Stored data
----------

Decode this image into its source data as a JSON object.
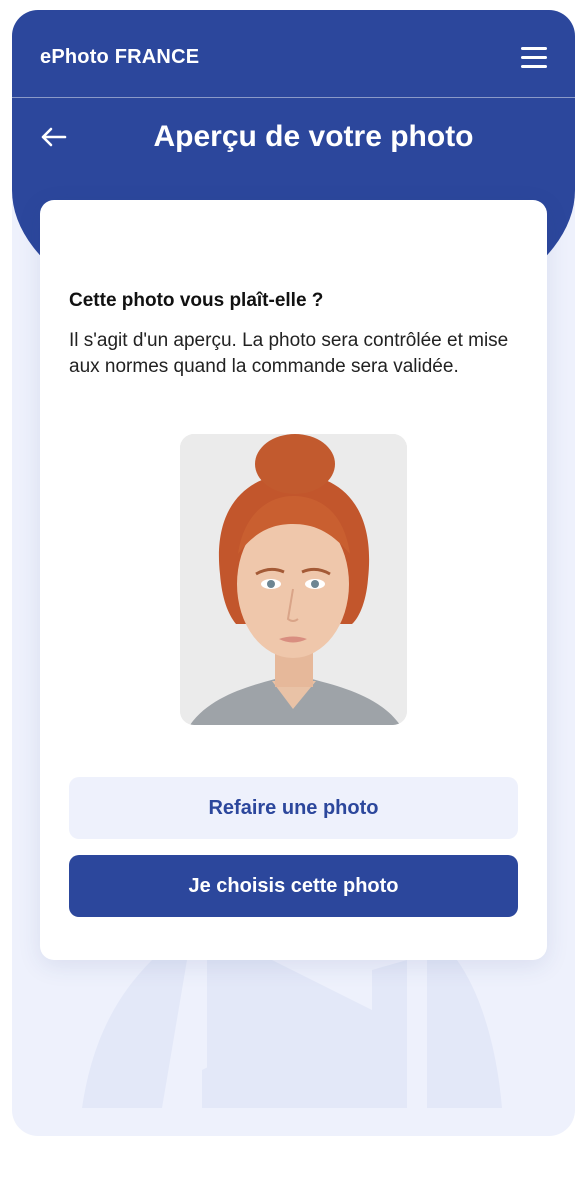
{
  "app": {
    "brand": "ePhoto FRANCE"
  },
  "header": {
    "title": "Aperçu de votre photo"
  },
  "card": {
    "question": "Cette photo vous plaît-elle ?",
    "description": "Il s'agit d'un aperçu. La photo sera contrôlée et mise aux normes quand la commande sera validée."
  },
  "actions": {
    "retake_label": "Refaire une photo",
    "choose_label": "Je choisis cette photo"
  },
  "icons": {
    "menu": "hamburger-menu-icon",
    "back": "arrow-left-icon"
  },
  "colors": {
    "brand_blue": "#2c479c",
    "background": "#eef1fc",
    "card": "#ffffff"
  }
}
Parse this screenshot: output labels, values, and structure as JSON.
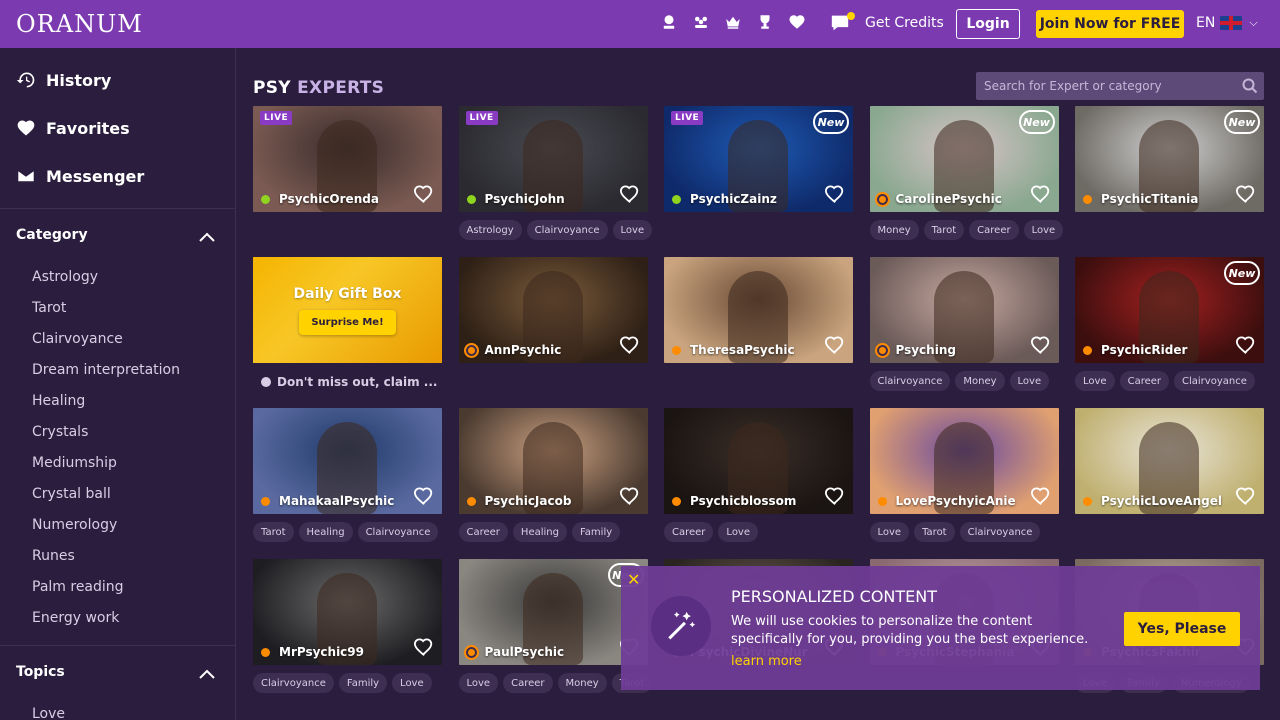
{
  "header": {
    "logo": "ORANUM",
    "icons": [
      "psychic-icon",
      "community-icon",
      "crown-icon",
      "trophy-icon",
      "heart-icon"
    ],
    "chat_icon": "chat-icon",
    "get_credits": "Get Credits",
    "login": "Login",
    "join": "Join Now for FREE",
    "lang": "EN",
    "accent": "#7b3ab0",
    "cta_color": "#ffd200"
  },
  "sidebar": {
    "main": [
      {
        "label": "History",
        "icon": "history-icon"
      },
      {
        "label": "Favorites",
        "icon": "heart-icon"
      },
      {
        "label": "Messenger",
        "icon": "envelope-icon"
      }
    ],
    "category": {
      "title": "Category",
      "items": [
        "Astrology",
        "Tarot",
        "Clairvoyance",
        "Dream interpretation",
        "Healing",
        "Crystals",
        "Mediumship",
        "Crystal ball",
        "Numerology",
        "Runes",
        "Palm reading",
        "Energy work"
      ]
    },
    "topics": {
      "title": "Topics",
      "items": [
        "Love"
      ]
    }
  },
  "main": {
    "title_1": "PSY",
    "title_2": "EXPERTS",
    "search_placeholder": "Search for Expert or category",
    "gift": {
      "title": "Daily Gift Box",
      "button": "Surprise Me!",
      "message": "Don't miss out, claim ..."
    },
    "cards": [
      {
        "name": "PsychicOrenda",
        "live": "LIVE",
        "new": "",
        "status": "online",
        "tags": []
      },
      {
        "name": "PsychicJohn",
        "live": "LIVE",
        "new": "",
        "status": "online",
        "tags": [
          "Astrology",
          "Clairvoyance",
          "Love"
        ]
      },
      {
        "name": "PsychicZainz",
        "live": "LIVE",
        "new": "New",
        "status": "online",
        "tags": []
      },
      {
        "name": "CarolinePsychic",
        "live": "",
        "new": "New",
        "status": "ring",
        "tags": [
          "Money",
          "Tarot",
          "Career",
          "Love"
        ]
      },
      {
        "name": "PsychicTitania",
        "live": "",
        "new": "New",
        "status": "away",
        "tags": []
      },
      {
        "name": "GIFT",
        "live": "",
        "new": "",
        "status": "",
        "tags": []
      },
      {
        "name": "AnnPsychic",
        "live": "",
        "new": "",
        "status": "ring",
        "tags": []
      },
      {
        "name": "TheresaPsychic",
        "live": "",
        "new": "",
        "status": "away",
        "tags": []
      },
      {
        "name": "Psyching",
        "live": "",
        "new": "",
        "status": "ring",
        "tags": [
          "Clairvoyance",
          "Money",
          "Love"
        ]
      },
      {
        "name": "PsychicRider",
        "live": "",
        "new": "New",
        "status": "away",
        "tags": [
          "Love",
          "Career",
          "Clairvoyance"
        ]
      },
      {
        "name": "MahakaalPsychic",
        "live": "",
        "new": "",
        "status": "away",
        "tags": [
          "Tarot",
          "Healing",
          "Clairvoyance"
        ]
      },
      {
        "name": "PsychicJacob",
        "live": "",
        "new": "",
        "status": "away",
        "tags": [
          "Career",
          "Healing",
          "Family"
        ]
      },
      {
        "name": "Psychicblossom",
        "live": "",
        "new": "",
        "status": "away",
        "tags": [
          "Career",
          "Love"
        ]
      },
      {
        "name": "LovePsychyicAnie",
        "live": "",
        "new": "",
        "status": "away",
        "tags": [
          "Love",
          "Tarot",
          "Clairvoyance"
        ]
      },
      {
        "name": "PsychicLoveAngel",
        "live": "",
        "new": "",
        "status": "away",
        "tags": []
      },
      {
        "name": "MrPsychic99",
        "live": "",
        "new": "",
        "status": "away",
        "tags": [
          "Clairvoyance",
          "Family",
          "Love"
        ]
      },
      {
        "name": "PaulPsychic",
        "live": "",
        "new": "New",
        "status": "ring",
        "tags": [
          "Love",
          "Career",
          "Money",
          "Tarot"
        ]
      },
      {
        "name": "PsychicDivineNur",
        "live": "",
        "new": "",
        "status": "away",
        "tags": []
      },
      {
        "name": "PsychicStephania",
        "live": "",
        "new": "",
        "status": "away",
        "tags": []
      },
      {
        "name": "PsychicsFakhir",
        "live": "",
        "new": "",
        "status": "away",
        "tags": [
          "Love",
          "Family",
          "Numerology"
        ]
      }
    ]
  },
  "cookie": {
    "close": "✕",
    "title": "PERSONALIZED CONTENT",
    "text": "We will use cookies to personalize the content specifically for you, providing you the best experience.",
    "link": "learn more",
    "button": "Yes, Please",
    "icon": "magic-wand-icon"
  }
}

----------

** What is asked **
All entries are to be retyped exactly. Omit any embedded images.

** Expected answer **
Decode this image into its source data as a JSON object.
{
  "app": {
    "brand": "ePhoto FRANCE"
  },
  "header": {
    "title": "Aperçu de votre photo"
  },
  "card": {
    "question": "Cette photo vous plaît-elle ?",
    "description": "Il s'agit d'un aperçu. La photo sera contrôlée et mise aux normes quand la commande sera validée."
  },
  "actions": {
    "retake_label": "Refaire une photo",
    "choose_label": "Je choisis cette photo"
  },
  "icons": {
    "menu": "hamburger-menu-icon",
    "back": "arrow-left-icon"
  },
  "colors": {
    "brand_blue": "#2c479c",
    "background": "#eef1fc",
    "card": "#ffffff"
  }
}
Parse this screenshot: output labels, values, and structure as JSON.
{
  "header": {
    "logo": "ORANUM",
    "icons": [
      "psychic-icon",
      "community-icon",
      "crown-icon",
      "trophy-icon",
      "heart-icon"
    ],
    "chat_icon": "chat-icon",
    "get_credits": "Get Credits",
    "login": "Login",
    "join": "Join Now for FREE",
    "lang": "EN",
    "accent": "#7b3ab0",
    "cta_color": "#ffd200"
  },
  "sidebar": {
    "main": [
      {
        "label": "History",
        "icon": "history-icon"
      },
      {
        "label": "Favorites",
        "icon": "heart-icon"
      },
      {
        "label": "Messenger",
        "icon": "envelope-icon"
      }
    ],
    "category": {
      "title": "Category",
      "items": [
        "Astrology",
        "Tarot",
        "Clairvoyance",
        "Dream interpretation",
        "Healing",
        "Crystals",
        "Mediumship",
        "Crystal ball",
        "Numerology",
        "Runes",
        "Palm reading",
        "Energy work"
      ]
    },
    "topics": {
      "title": "Topics",
      "items": [
        "Love"
      ]
    }
  },
  "main": {
    "title_1": "PSY",
    "title_2": "EXPERTS",
    "search_placeholder": "Search for Expert or category",
    "gift": {
      "title": "Daily Gift Box",
      "button": "Surprise Me!",
      "message": "Don't miss out, claim ..."
    },
    "cards": [
      {
        "name": "PsychicOrenda",
        "live": "LIVE",
        "new": "",
        "status": "online",
        "tags": []
      },
      {
        "name": "PsychicJohn",
        "live": "LIVE",
        "new": "",
        "status": "online",
        "tags": [
          "Astrology",
          "Clairvoyance",
          "Love"
        ]
      },
      {
        "name": "PsychicZainz",
        "live": "LIVE",
        "new": "New",
        "status": "online",
        "tags": []
      },
      {
        "name": "CarolinePsychic",
        "live": "",
        "new": "New",
        "status": "ring",
        "tags": [
          "Money",
          "Tarot",
          "Career",
          "Love"
        ]
      },
      {
        "name": "PsychicTitania",
        "live": "",
        "new": "New",
        "status": "away",
        "tags": []
      },
      {
        "name": "GIFT",
        "live": "",
        "new": "",
        "status": "",
        "tags": []
      },
      {
        "name": "AnnPsychic",
        "live": "",
        "new": "",
        "status": "ring",
        "tags": []
      },
      {
        "name": "TheresaPsychic",
        "live": "",
        "new": "",
        "status": "away",
        "tags": []
      },
      {
        "name": "Psyching",
        "live": "",
        "new": "",
        "status": "ring",
        "tags": [
          "Clairvoyance",
          "Money",
          "Love"
        ]
      },
      {
        "name": "PsychicRider",
        "live": "",
        "new": "New",
        "status": "away",
        "tags": [
          "Love",
          "Career",
          "Clairvoyance"
        ]
      },
      {
        "name": "MahakaalPsychic",
        "live": "",
        "new": "",
        "status": "away",
        "tags": [
          "Tarot",
          "Healing",
          "Clairvoyance"
        ]
      },
      {
        "name": "PsychicJacob",
        "live": "",
        "new": "",
        "status": "away",
        "tags": [
          "Career",
          "Healing",
          "Family"
        ]
      },
      {
        "name": "Psychicblossom",
        "live": "",
        "new": "",
        "status": "away",
        "tags": [
          "Career",
          "Love"
        ]
      },
      {
        "name": "LovePsychyicAnie",
        "live": "",
        "new": "",
        "status": "away",
        "tags": [
          "Love",
          "Tarot",
          "Clairvoyance"
        ]
      },
      {
        "name": "PsychicLoveAngel",
        "live": "",
        "new": "",
        "status": "away",
        "tags": []
      },
      {
        "name": "MrPsychic99",
        "live": "",
        "new": "",
        "status": "away",
        "tags": [
          "Clairvoyance",
          "Family",
          "Love"
        ]
      },
      {
        "name": "PaulPsychic",
        "live": "",
        "new": "New",
        "status": "ring",
        "tags": [
          "Love",
          "Career",
          "Money",
          "Tarot"
        ]
      },
      {
        "name": "PsychicDivineNur",
        "live": "",
        "new": "",
        "status": "away",
        "tags": []
      },
      {
        "name": "PsychicStephania",
        "live": "",
        "new": "",
        "status": "away",
        "tags": []
      },
      {
        "name": "PsychicsFakhir",
        "live": "",
        "new": "",
        "status": "away",
        "tags": [
          "Love",
          "Family",
          "Numerology"
        ]
      }
    ]
  },
  "cookie": {
    "close": "✕",
    "title": "PERSONALIZED CONTENT",
    "text": "We will use cookies to personalize the content specifically for you, providing you the best experience.",
    "link": "learn more",
    "button": "Yes, Please",
    "icon": "magic-wand-icon"
  }
}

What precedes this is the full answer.